# Me despierto que ya te pienso



## chlapec

Buenos días,

mi pregunta surge a raíz de una discusión generada en el foro Español-Italiano. A una pregunta sobre cómo traducir una frase en italiano, un forero responde: "-La traducción es literal: "*Me despierto que ya te pienso*, (...paso el día pensándote y durante la noche te sueño)"".

Mi respuesta fue que tal construcción no existe español (el uso transitivo de pensar no es motivo de discusión, ese sí es válido, en este contexto poético), es decir, que no es gramaticalmente correcta ni de uso común, que se trata de un calco del italiano y que en español podría expresarse de múltiples maneras, como por ejemplo: "apenas me despierto, ya te pienso"; "(tan) sólo despertarme, te pienso"; "es despertar y pensar en ti (coloquial)"; "no hago más que despertarme y ya te pienso".

Ante la insistencia del otro forero en que la expresión es correcta (o, al menos, de uso común), he decidido trasladar esta duda a este foro para recabar vuestra opinión.

Muchas gracias y un saludo.


----------



## Lord Darktower

Hola, Sr. chlapec:
En mi entorno no es usual esa expresión. No llego a pronunciarme sobre su corrección gramática. 
Para decir lo mismo en un entorno habitual -ojo, no poético- utilizaría *"Me despierto y *ya te pienso"o "Me despiert*a *que ya te pienso". 
Un saludo cordial.


----------



## EduardoGonzalez

Pues a mi me suena muy mal. 
Lo diría así: 
Paso el día *pensando en ti*, y durante la noche *sueño contigo*.

--- --- ---

## Qué hacer
Por favor, continúa el hilo sobre la expresión «Me despierto que ya te pienso» a partir del último mensaje que aparece arriba.

## Extracto de datos
--- --- ---

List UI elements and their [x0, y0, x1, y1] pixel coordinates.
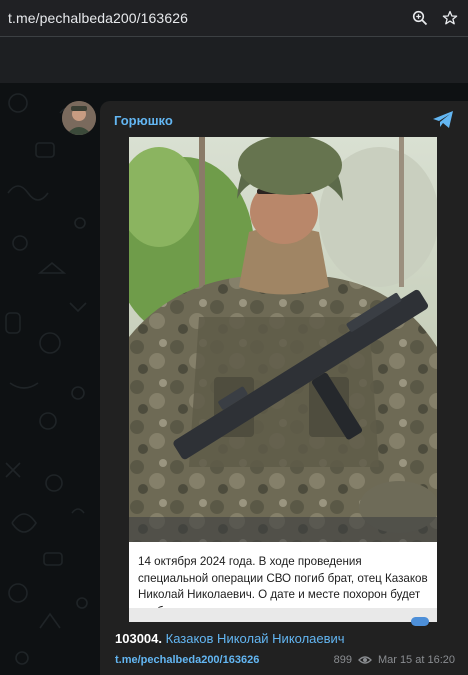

--- --- ---

## Respuesta del ejercicio
----------



## Lurrezko

Tampoco me atrevo a opinar sobre su corrección, y es cierto que las demás opciones que propones son mucho más comunes. Pero cuando la leí me sonó familiar, y no me acaba de chirriar. Quizá sea por la cercanía del catalán con el italiano, trataré de averiguarlo.

Un saludo


----------



## chlapec

Muchas gracias por su opinión, Lord Darktower. Opino como Usted que "me despierto y ya te pienso" podría ser otra opción posible (en todo caso, en español de España, el uso transitivo del verbo pensar, con el sentido de evocar, es siempre propio de un contexto poético). Su segunda propuesta no la entiendo. ¿Podría explicarme su significado?


----------



## chlapec

EduardoGonzalez said:


> Pues a mi me suena muy mal.
> Lo diría así:
> Paso el día *pensando en ti*, y durante la noche *sueño contigo*.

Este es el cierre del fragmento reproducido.